- **What is being asked**: The records that follow should be retyped word for word.

+++ Provided material +++

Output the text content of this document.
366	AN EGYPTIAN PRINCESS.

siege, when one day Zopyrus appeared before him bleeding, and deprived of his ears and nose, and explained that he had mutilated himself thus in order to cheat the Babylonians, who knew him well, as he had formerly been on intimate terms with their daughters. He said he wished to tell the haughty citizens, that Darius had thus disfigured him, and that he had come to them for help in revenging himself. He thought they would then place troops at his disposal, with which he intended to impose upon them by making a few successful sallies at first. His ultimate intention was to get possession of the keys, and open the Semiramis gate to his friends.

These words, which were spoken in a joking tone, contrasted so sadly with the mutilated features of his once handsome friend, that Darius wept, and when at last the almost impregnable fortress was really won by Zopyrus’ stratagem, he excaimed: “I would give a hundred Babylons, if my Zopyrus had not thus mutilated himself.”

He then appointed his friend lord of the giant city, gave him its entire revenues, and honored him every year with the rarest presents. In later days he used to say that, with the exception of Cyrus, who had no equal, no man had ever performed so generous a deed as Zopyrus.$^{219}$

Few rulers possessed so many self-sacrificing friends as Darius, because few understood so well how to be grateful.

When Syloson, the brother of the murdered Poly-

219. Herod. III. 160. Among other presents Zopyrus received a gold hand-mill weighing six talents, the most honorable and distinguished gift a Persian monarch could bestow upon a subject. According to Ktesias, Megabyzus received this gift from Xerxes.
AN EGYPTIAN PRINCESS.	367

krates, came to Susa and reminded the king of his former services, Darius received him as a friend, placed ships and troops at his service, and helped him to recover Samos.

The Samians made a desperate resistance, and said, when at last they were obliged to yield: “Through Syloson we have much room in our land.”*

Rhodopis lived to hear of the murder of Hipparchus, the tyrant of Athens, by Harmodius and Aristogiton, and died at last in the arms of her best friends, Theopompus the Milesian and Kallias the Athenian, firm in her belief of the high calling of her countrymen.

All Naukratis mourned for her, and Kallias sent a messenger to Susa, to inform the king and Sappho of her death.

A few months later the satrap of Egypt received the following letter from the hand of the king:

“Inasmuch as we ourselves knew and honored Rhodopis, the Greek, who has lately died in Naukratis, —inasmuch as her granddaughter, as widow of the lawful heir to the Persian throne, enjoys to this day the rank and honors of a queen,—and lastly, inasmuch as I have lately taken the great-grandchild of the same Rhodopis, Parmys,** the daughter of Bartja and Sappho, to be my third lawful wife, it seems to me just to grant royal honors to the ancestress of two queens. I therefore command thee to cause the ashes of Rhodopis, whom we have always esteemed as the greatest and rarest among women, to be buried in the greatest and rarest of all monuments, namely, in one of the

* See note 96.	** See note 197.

+++

- **Worked solution**:
Output the text content of this document.
366	AN EGYPTIAN PRINCESS.

siege, when one day Zopyrus appeared before him bleeding, and deprived of his ears and nose, and explained that he had mutilated himself thus in order to cheat the Babylonians, who knew him well, as he had formerly been on intimate terms with their daughters. He said he wished to tell the haughty citizens, that Darius had thus disfigured him, and that he had come to them for help in revenging himself. He thought they would then place troops at his disposal, with which he intended to impose upon them by making a few successful sallies at first. His ultimate intention was to get possession of the keys, and open the Semiramis gate to his friends.

These words, which were spoken in a joking tone, contrasted so sadly with the mutilated features of his once handsome friend, that Darius wept, and when at last the almost impregnable fortress was really won by Zopyrus’ stratagem, he excaimed: “I would give a hundred Babylons, if my Zopyrus had not thus mutilated himself.”

He then appointed his friend lord of the giant city, gave him its entire revenues, and honored him every year with the rarest presents. In later days he used to say that, with the exception of Cyrus, who had no equal, no man had ever performed so generous a deed as Zopyrus.$^{219}$

Few rulers possessed so many self-sacrificing friends as Darius, because few understood so well how to be grateful.

When Syloson, the brother of the murdered Poly-

219. Herod. III. 160. Among other presents Zopyrus received a gold hand-mill weighing six talents, the most honorable and distinguished gift a Persian monarch could bestow upon a subject. According to Ktesias, Megabyzus received this gift from Xerxes.
AN EGYPTIAN PRINCESS.	367

krates, came to Susa and reminded the king of his former services, Darius received him as a friend, placed ships and troops at his service, and helped him to recover Samos.

The Samians made a desperate resistance, and said, when at last they were obliged to yield: “Through Syloson we have much room in our land.”*

Rhodopis lived to hear of the murder of Hipparchus, the tyrant of Athens, by Harmodius and Aristogiton, and died at last in the arms of her best friends, Theopompus the Milesian and Kallias the Athenian, firm in her belief of the high calling of her countrymen.

All Naukratis mourned for her, and Kallias sent a messenger to Susa, to inform the king and Sappho of her death.

A few months later the satrap of Egypt received the following letter from the hand of the king:

“Inasmuch as we ourselves knew and honored Rhodopis, the Greek, who has lately died in Naukratis, —inasmuch as her granddaughter, as widow of the lawful heir to the Persian throne, enjoys to this day the rank and honors of a queen,—and lastly, inasmuch as I have lately taken the great-grandchild of the same Rhodopis, Parmys,** the daughter of Bartja and Sappho, to be my third lawful wife, it seems to me just to grant royal honors to the ancestress of two queens. I therefore command thee to cause the ashes of Rhodopis, whom we have always esteemed as the greatest and rarest among women, to be buried in the greatest and rarest of all monuments, namely, in one of the

* See note 96.	** See note 197.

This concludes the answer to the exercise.